▶ [OBJECTIVE]: Separate out the lines that hold "existing".

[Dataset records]
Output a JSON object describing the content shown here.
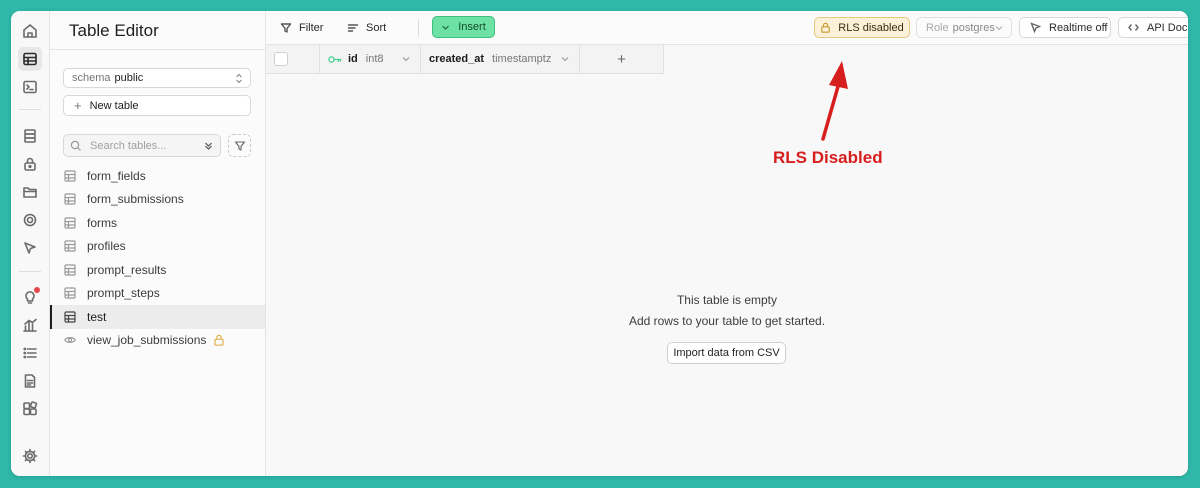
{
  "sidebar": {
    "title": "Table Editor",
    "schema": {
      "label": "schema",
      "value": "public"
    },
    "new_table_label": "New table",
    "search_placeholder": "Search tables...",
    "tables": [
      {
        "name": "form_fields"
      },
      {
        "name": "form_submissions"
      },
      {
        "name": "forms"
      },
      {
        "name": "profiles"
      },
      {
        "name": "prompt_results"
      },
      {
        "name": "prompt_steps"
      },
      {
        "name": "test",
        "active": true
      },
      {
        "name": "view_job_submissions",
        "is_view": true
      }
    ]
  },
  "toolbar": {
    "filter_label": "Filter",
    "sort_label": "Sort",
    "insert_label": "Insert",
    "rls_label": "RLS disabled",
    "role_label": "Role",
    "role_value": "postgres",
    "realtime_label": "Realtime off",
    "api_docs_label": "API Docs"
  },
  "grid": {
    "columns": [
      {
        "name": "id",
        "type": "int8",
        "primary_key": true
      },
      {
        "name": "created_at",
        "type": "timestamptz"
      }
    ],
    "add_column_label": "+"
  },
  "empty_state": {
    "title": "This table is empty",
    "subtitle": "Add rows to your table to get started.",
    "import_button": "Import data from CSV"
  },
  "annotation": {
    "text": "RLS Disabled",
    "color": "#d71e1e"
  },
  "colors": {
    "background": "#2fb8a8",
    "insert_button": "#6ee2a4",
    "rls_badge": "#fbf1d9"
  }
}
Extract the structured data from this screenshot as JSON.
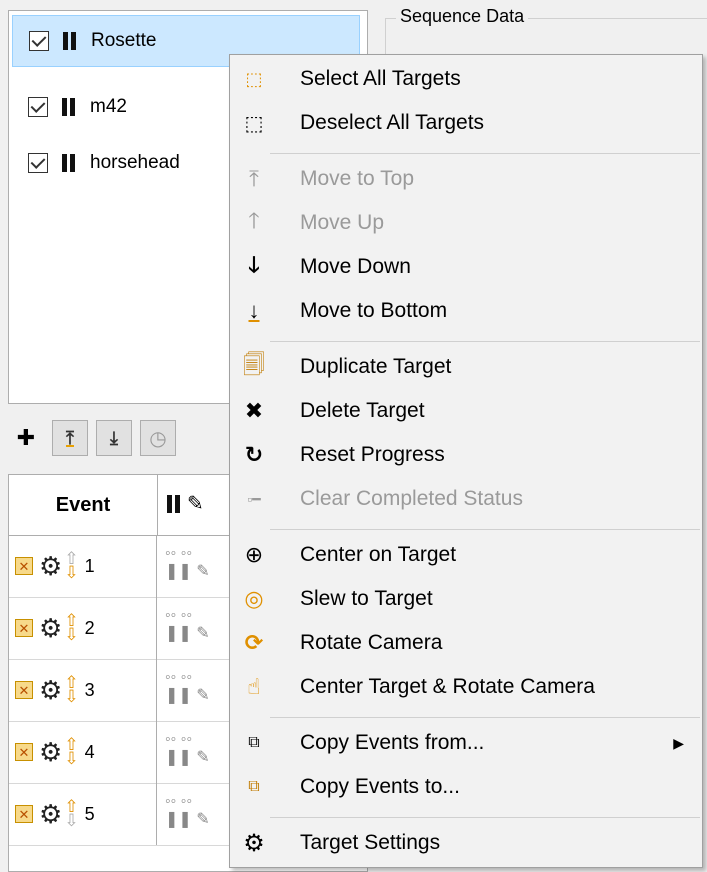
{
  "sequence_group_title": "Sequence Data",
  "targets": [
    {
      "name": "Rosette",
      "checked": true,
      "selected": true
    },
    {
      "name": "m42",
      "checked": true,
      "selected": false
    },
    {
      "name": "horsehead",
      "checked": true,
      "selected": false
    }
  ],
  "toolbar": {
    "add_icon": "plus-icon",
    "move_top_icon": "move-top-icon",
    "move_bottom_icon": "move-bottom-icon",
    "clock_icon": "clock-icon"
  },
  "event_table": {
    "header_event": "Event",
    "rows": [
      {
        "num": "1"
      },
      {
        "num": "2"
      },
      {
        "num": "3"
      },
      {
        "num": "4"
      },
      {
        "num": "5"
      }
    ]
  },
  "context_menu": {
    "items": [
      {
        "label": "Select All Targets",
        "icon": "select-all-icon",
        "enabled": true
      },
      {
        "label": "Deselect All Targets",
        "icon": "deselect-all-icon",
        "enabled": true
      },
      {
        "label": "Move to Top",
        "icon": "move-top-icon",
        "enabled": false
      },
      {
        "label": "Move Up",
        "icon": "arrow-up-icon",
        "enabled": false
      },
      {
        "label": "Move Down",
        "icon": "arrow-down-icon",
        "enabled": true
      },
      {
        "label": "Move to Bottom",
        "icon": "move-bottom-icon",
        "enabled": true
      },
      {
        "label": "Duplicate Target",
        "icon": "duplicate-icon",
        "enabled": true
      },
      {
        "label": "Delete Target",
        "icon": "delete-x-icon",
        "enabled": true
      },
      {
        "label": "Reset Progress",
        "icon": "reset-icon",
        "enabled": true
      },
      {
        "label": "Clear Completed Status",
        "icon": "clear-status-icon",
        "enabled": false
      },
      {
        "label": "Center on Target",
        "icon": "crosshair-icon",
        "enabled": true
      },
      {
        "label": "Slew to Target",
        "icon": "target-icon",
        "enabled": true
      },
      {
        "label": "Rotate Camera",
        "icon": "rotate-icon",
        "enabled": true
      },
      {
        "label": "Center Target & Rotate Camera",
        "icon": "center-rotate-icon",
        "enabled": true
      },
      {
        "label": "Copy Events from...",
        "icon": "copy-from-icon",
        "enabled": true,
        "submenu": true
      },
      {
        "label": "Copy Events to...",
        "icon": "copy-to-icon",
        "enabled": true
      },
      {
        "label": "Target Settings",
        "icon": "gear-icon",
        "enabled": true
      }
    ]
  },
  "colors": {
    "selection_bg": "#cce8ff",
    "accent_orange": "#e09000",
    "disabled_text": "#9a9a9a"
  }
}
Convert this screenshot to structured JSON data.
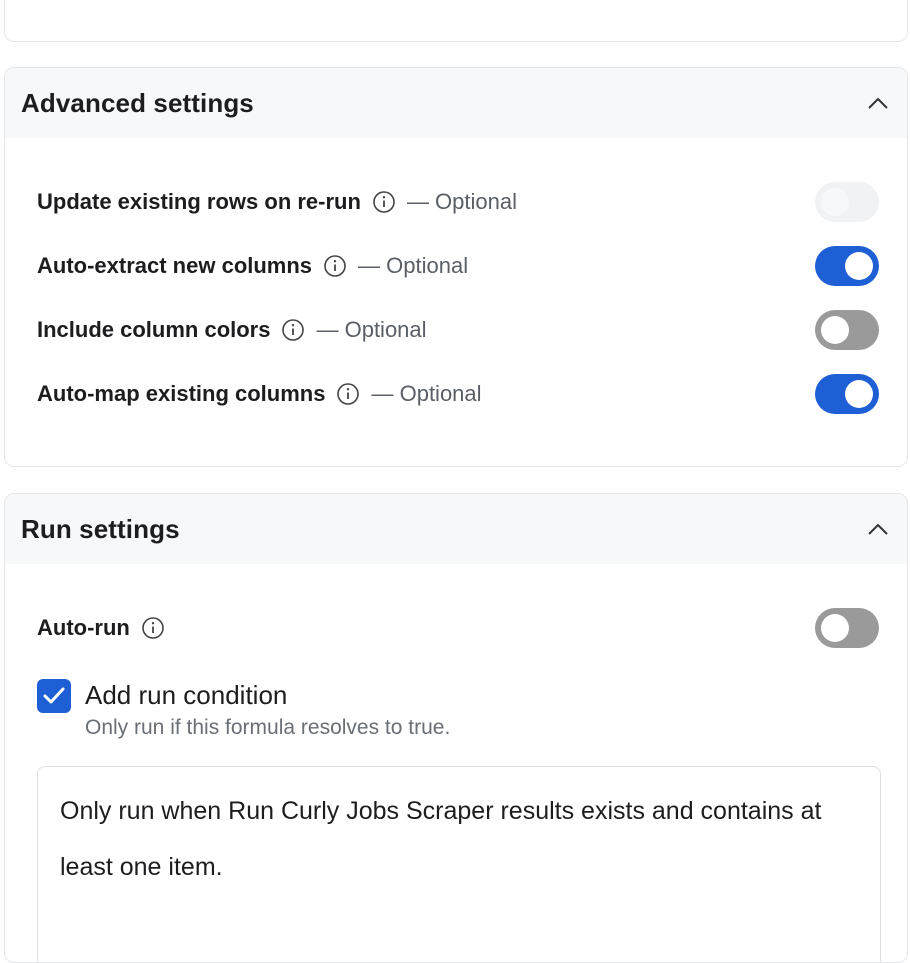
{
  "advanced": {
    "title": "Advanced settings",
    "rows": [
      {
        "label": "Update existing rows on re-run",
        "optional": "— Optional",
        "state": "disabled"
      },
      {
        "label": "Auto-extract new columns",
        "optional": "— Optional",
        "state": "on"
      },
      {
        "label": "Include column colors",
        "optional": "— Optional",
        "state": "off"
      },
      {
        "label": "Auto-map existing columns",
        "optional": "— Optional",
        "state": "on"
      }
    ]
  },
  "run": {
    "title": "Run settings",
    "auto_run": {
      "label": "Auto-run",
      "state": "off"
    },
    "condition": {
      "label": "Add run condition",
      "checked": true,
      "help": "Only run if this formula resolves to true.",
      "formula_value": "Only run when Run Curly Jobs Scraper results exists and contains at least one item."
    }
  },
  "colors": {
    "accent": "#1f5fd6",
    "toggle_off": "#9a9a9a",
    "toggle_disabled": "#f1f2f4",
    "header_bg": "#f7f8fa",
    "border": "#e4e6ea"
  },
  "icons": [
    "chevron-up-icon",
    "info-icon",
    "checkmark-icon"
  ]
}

▶ [THE ANSWER]:
        "label": "Update existing rows on re-run",
        "label": "Auto-map existing columns",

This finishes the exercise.